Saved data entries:
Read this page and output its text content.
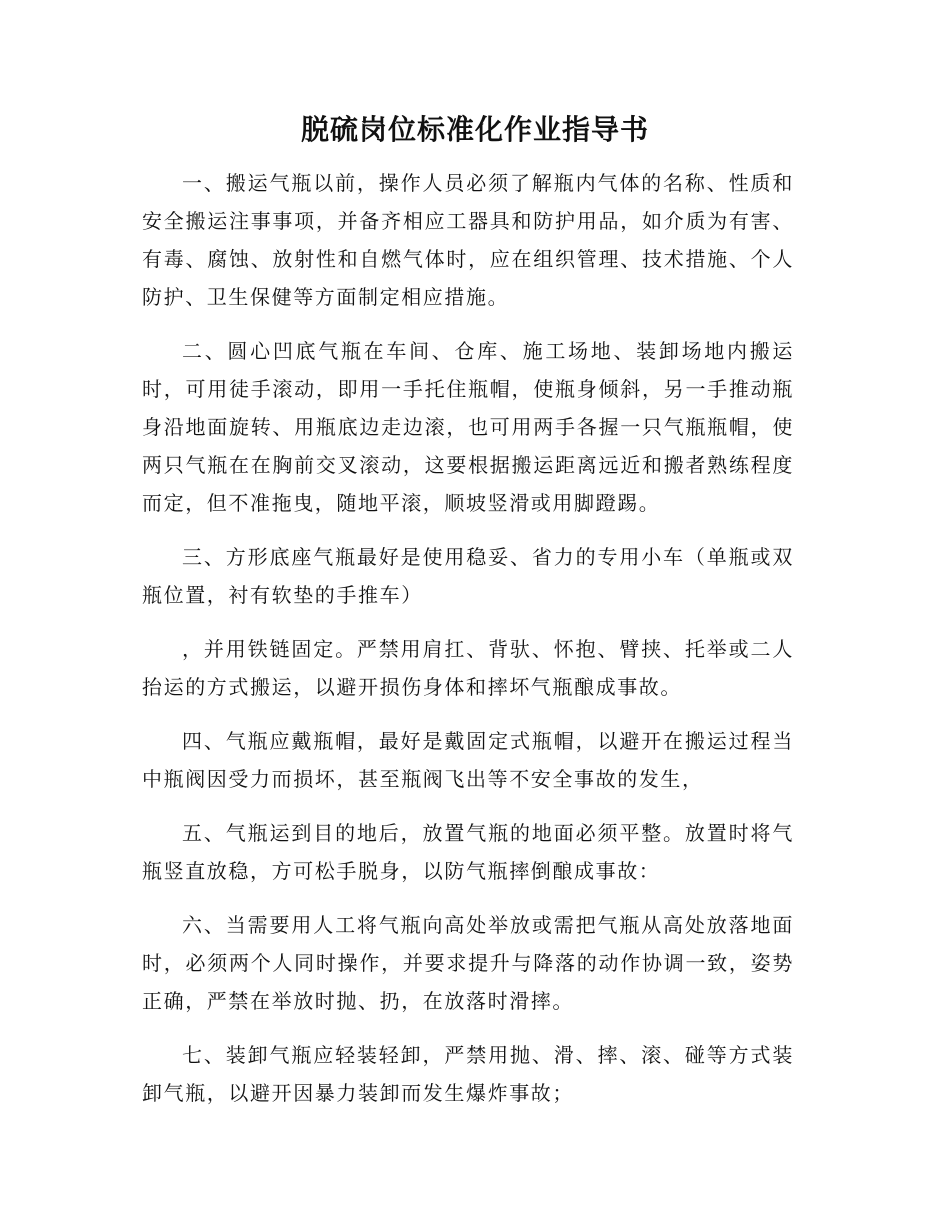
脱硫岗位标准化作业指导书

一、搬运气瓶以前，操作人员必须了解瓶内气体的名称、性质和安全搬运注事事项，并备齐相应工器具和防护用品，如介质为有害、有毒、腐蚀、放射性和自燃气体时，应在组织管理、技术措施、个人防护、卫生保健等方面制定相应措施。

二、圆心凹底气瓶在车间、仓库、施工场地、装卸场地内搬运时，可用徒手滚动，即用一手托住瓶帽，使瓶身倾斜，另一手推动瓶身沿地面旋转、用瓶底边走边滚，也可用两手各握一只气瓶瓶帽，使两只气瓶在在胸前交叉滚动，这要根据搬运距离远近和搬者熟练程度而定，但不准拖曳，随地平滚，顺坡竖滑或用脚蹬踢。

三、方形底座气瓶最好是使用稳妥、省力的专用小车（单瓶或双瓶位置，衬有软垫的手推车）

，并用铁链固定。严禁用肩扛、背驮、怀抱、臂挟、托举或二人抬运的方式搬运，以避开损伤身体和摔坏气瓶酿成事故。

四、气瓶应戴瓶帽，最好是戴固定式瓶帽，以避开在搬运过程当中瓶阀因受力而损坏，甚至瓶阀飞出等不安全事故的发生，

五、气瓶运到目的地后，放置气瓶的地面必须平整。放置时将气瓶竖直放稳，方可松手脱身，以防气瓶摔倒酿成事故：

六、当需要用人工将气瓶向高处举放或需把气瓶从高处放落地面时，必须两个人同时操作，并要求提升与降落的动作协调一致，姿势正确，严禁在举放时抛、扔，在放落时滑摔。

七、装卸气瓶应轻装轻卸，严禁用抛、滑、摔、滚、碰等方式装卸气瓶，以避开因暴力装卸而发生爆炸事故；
---
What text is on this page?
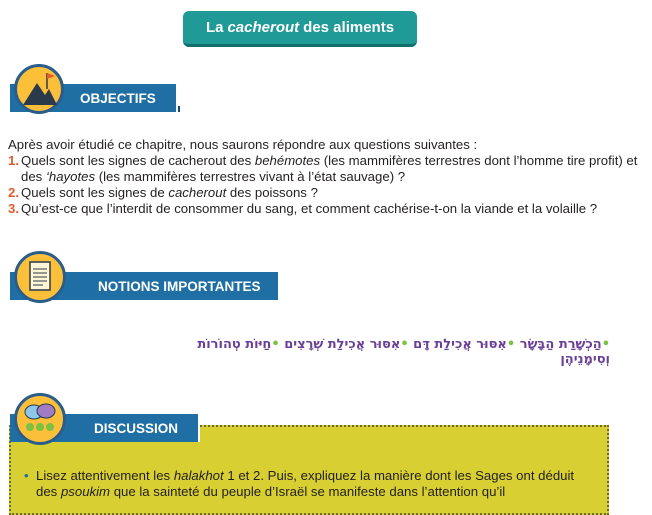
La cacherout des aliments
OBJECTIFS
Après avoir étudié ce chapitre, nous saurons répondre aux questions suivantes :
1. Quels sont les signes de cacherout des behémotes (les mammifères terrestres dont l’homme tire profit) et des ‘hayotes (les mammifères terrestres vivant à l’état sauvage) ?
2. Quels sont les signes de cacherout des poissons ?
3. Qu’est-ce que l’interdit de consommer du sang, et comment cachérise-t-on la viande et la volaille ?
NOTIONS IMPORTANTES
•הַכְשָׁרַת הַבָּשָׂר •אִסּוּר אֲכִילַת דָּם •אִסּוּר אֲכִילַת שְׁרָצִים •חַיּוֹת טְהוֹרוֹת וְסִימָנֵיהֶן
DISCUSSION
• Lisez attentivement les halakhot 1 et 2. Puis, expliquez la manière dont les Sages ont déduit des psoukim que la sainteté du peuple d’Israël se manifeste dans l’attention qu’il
--
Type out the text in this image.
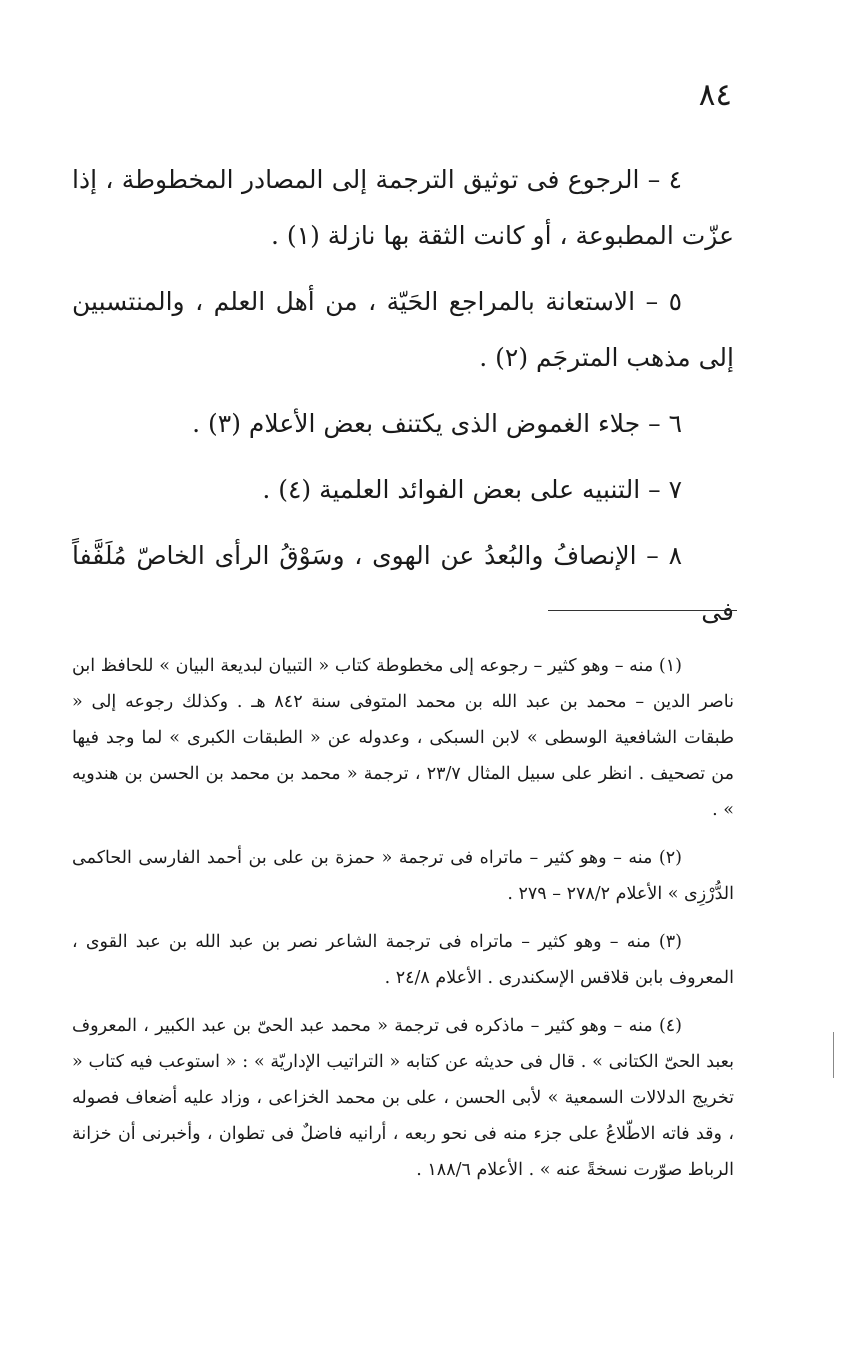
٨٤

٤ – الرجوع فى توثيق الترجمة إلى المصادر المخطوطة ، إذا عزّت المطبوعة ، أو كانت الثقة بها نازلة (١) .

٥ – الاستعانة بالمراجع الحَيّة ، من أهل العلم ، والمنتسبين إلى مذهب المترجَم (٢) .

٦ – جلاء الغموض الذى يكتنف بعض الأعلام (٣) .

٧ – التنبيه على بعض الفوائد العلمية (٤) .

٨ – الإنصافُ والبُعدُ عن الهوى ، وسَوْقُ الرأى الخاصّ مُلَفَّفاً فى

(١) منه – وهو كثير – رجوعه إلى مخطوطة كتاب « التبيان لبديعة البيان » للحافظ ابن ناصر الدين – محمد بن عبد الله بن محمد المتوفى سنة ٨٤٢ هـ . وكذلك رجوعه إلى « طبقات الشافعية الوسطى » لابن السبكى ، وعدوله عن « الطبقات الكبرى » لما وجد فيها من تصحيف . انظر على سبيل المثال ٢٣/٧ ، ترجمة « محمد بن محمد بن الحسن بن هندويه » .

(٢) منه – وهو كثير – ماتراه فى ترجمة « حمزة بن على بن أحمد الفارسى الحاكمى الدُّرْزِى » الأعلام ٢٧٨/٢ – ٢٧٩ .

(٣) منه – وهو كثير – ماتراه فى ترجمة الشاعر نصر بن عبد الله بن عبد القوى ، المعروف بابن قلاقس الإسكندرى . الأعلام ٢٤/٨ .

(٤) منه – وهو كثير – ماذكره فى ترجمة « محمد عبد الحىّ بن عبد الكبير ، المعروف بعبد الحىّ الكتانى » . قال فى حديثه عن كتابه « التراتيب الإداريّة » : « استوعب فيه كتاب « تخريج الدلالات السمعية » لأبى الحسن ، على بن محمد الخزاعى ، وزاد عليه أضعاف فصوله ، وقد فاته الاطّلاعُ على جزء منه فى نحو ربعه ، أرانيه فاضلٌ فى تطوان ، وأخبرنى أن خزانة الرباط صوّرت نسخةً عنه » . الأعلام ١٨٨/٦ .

DIRECTION: Look through the records and gather every line containing "page".

OUTPUT OF THE TASK:
Read this page and output its text content.
What text is on this page?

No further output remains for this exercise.